Read the entries below and pull out each line with the string "February".
**** EXCERPTED DATA ****
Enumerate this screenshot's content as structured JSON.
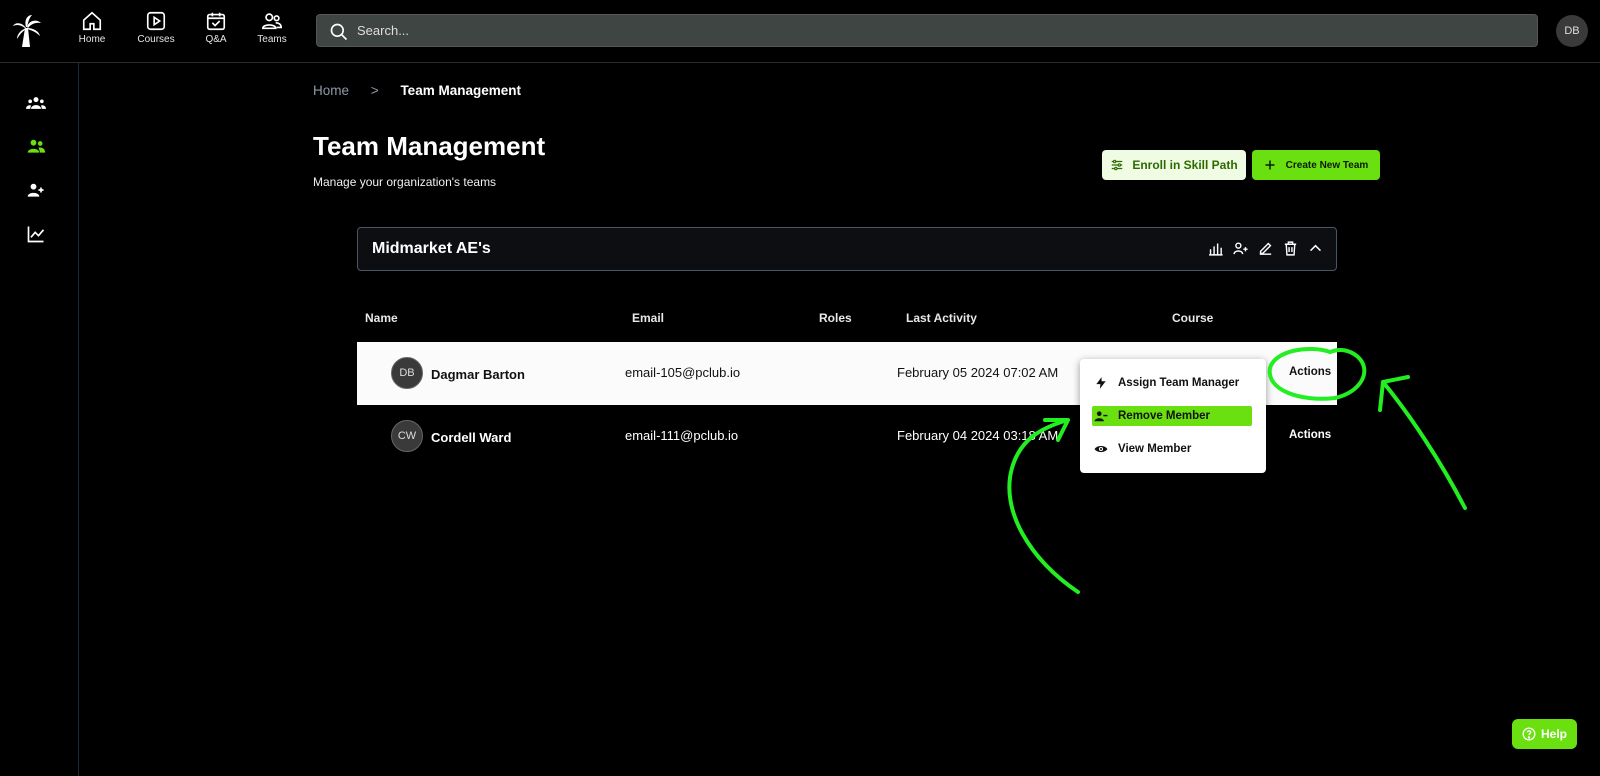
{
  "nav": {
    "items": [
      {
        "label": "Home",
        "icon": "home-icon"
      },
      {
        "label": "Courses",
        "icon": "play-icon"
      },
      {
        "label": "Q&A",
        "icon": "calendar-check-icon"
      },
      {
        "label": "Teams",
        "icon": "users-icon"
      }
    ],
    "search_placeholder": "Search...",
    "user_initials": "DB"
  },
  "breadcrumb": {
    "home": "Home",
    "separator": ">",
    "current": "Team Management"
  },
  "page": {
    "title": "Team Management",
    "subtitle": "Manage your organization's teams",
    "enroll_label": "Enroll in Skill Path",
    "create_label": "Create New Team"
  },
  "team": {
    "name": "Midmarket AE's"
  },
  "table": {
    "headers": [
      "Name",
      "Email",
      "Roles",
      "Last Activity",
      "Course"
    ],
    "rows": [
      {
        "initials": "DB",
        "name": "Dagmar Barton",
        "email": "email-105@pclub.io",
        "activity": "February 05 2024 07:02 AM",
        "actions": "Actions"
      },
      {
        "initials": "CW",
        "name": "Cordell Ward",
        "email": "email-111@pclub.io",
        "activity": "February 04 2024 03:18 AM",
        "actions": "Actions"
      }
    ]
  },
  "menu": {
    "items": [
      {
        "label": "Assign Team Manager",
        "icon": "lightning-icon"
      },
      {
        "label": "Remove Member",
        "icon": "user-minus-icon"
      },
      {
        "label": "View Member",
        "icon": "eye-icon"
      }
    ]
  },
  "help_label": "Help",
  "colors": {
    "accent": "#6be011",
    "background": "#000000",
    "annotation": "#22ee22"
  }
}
****
**THE REPLY:**
        "activity": "February 05 2024 07:02 AM",
        "activity": "February 04 2024 03:18 AM",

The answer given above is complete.